Exercise directions: Copy every row below verbatim, keeping each line's text, order, spacing, and coordinates unchanged.
========================================
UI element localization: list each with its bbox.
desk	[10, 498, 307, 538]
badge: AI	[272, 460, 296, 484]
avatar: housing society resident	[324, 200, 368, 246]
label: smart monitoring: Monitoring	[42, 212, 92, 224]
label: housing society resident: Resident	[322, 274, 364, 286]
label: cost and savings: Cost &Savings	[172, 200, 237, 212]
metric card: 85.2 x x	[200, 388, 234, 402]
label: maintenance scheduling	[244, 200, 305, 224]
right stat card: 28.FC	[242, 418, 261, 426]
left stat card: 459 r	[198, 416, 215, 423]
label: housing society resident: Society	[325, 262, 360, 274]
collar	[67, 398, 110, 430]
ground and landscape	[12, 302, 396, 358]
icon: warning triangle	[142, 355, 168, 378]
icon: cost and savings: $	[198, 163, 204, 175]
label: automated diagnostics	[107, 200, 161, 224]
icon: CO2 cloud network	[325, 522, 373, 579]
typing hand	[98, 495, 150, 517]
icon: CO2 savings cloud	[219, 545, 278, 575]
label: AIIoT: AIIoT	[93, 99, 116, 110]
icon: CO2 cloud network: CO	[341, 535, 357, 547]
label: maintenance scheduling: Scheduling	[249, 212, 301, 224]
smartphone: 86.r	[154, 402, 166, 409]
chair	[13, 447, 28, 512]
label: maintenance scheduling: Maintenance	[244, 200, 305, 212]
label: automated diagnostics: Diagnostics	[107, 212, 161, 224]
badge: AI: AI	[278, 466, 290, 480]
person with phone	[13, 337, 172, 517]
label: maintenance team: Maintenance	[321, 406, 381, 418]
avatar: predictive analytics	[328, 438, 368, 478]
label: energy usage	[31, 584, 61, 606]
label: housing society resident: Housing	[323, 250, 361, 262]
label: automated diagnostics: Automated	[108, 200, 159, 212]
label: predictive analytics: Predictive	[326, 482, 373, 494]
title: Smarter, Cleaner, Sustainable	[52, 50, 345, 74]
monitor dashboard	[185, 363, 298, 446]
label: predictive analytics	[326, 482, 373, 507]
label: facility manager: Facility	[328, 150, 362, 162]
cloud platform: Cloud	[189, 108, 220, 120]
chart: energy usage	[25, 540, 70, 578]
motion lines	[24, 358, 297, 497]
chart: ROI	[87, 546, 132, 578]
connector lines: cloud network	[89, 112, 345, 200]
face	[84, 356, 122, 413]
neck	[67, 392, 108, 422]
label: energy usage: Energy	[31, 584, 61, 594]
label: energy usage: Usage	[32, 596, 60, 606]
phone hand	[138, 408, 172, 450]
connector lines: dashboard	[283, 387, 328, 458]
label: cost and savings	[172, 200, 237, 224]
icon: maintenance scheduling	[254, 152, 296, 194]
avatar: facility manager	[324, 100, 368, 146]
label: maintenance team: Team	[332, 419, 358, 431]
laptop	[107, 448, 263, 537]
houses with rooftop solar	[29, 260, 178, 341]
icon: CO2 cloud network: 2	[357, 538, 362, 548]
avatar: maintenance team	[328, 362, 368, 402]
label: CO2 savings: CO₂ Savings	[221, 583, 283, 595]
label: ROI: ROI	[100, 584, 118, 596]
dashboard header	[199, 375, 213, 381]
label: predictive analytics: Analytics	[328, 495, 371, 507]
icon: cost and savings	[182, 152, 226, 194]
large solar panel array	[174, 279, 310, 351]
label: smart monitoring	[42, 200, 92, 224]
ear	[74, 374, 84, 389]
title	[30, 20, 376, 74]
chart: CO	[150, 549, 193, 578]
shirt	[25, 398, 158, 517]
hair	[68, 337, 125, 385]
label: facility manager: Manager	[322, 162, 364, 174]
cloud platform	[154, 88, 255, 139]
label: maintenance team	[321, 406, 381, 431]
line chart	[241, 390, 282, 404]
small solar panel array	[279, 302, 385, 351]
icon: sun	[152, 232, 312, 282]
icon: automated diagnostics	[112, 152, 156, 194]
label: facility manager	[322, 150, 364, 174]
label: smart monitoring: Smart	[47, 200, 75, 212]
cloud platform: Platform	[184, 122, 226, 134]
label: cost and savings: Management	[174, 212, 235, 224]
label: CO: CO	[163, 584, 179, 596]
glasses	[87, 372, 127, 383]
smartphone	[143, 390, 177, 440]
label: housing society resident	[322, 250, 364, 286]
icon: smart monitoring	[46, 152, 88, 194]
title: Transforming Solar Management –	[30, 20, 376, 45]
========================================
Correct output:
UI element localization: list each with its bbox.
desk	[10, 498, 307, 538]
badge: AI	[272, 460, 296, 484]
avatar: housing society resident	[324, 200, 368, 246]
label: smart monitoring: Monitoring	[42, 212, 92, 224]
label: housing society resident: Resident	[322, 274, 364, 286]
label: cost and savings: Cost &Savings	[172, 200, 237, 212]
metric card: 85.2 x x	[200, 388, 234, 402]
label: maintenance scheduling	[244, 200, 305, 224]
right stat card: 28.FC	[242, 418, 261, 426]
left stat card: 459 r	[198, 416, 215, 423]
label: housing society resident: Society	[325, 262, 360, 274]
collar	[67, 398, 110, 430]
ground and landscape	[12, 302, 396, 358]
icon: warning triangle	[142, 355, 168, 378]
icon: cost and savings: $	[198, 163, 204, 175]
label: automated diagnostics	[107, 200, 161, 224]
icon: CO2 cloud network	[325, 522, 373, 579]
typing hand	[98, 495, 150, 517]
icon: CO2 savings cloud	[219, 545, 278, 575]
label: AIIoT: AIIoT	[93, 99, 116, 110]
icon: CO2 cloud network: CO	[341, 535, 357, 547]
label: maintenance scheduling: Scheduling	[249, 212, 301, 224]
smartphone: 86.r	[154, 402, 166, 409]
chair	[13, 447, 28, 512]
label: maintenance scheduling: Maintenance	[244, 200, 305, 212]
label: automated diagnostics: Diagnostics	[107, 212, 161, 224]
badge: AI: AI	[278, 466, 290, 480]
person with phone	[13, 337, 172, 517]
label: maintenance team: Maintenance	[321, 406, 381, 418]
avatar: predictive analytics	[328, 438, 368, 478]
label: energy usage	[31, 584, 61, 606]
label: housing society resident: Housing	[323, 250, 361, 262]
label: automated diagnostics: Automated	[108, 200, 159, 212]
label: predictive analytics: Predictive	[326, 482, 373, 494]
title: Smarter, Cleaner, Sustainable	[52, 50, 345, 74]
monitor dashboard	[185, 363, 298, 446]
label: predictive analytics	[326, 482, 373, 507]
label: facility manager: Facility	[328, 150, 362, 162]
cloud platform: Cloud	[189, 108, 220, 120]
chart: energy usage	[25, 540, 70, 578]
motion lines	[24, 358, 297, 497]
chart: ROI	[87, 546, 132, 578]
connector lines: cloud network	[89, 112, 345, 200]
face	[84, 356, 122, 413]
neck	[67, 392, 108, 422]
label: energy usage: Energy	[31, 584, 61, 594]
label: energy usage: Usage	[32, 596, 60, 606]
phone hand	[138, 408, 172, 450]
connector lines: dashboard	[283, 387, 328, 458]
label: cost and savings	[172, 200, 237, 224]
icon: maintenance scheduling	[254, 152, 296, 194]
avatar: facility manager	[324, 100, 368, 146]
label: maintenance team: Team	[332, 419, 358, 431]
laptop	[107, 448, 263, 537]
houses with rooftop solar	[29, 260, 178, 341]
icon: CO2 cloud network: 2	[357, 538, 362, 548]
avatar: maintenance team	[328, 362, 368, 402]
label: CO2 savings: CO₂ Savings	[221, 583, 283, 595]
label: ROI: ROI	[100, 584, 118, 596]
dashboard header	[199, 375, 213, 381]
label: predictive analytics: Analytics	[328, 495, 371, 507]
icon: cost and savings	[182, 152, 226, 194]
large solar panel array	[174, 279, 310, 351]
label: smart monitoring	[42, 200, 92, 224]
ear	[74, 374, 84, 389]
title	[30, 20, 376, 74]
chart: CO	[150, 549, 193, 578]
shirt	[25, 398, 158, 517]
hair	[68, 337, 125, 385]
label: facility manager: Manager	[322, 162, 364, 174]
cloud platform	[154, 88, 255, 139]
label: maintenance team	[321, 406, 381, 431]
line chart	[241, 390, 282, 404]
small solar panel array	[279, 302, 385, 351]
icon: sun	[152, 232, 312, 282]
icon: automated diagnostics	[112, 152, 156, 194]
label: facility manager	[322, 150, 364, 174]
label: smart monitoring: Smart	[47, 200, 75, 212]
cloud platform: Platform	[184, 122, 226, 134]
label: cost and savings: Management	[174, 212, 235, 224]
label: CO: CO	[163, 584, 179, 596]
glasses	[87, 372, 127, 383]
smartphone	[143, 390, 177, 440]
label: housing society resident	[322, 250, 364, 286]
icon: smart monitoring	[46, 152, 88, 194]
title: Transforming Solar Management –	[30, 20, 376, 45]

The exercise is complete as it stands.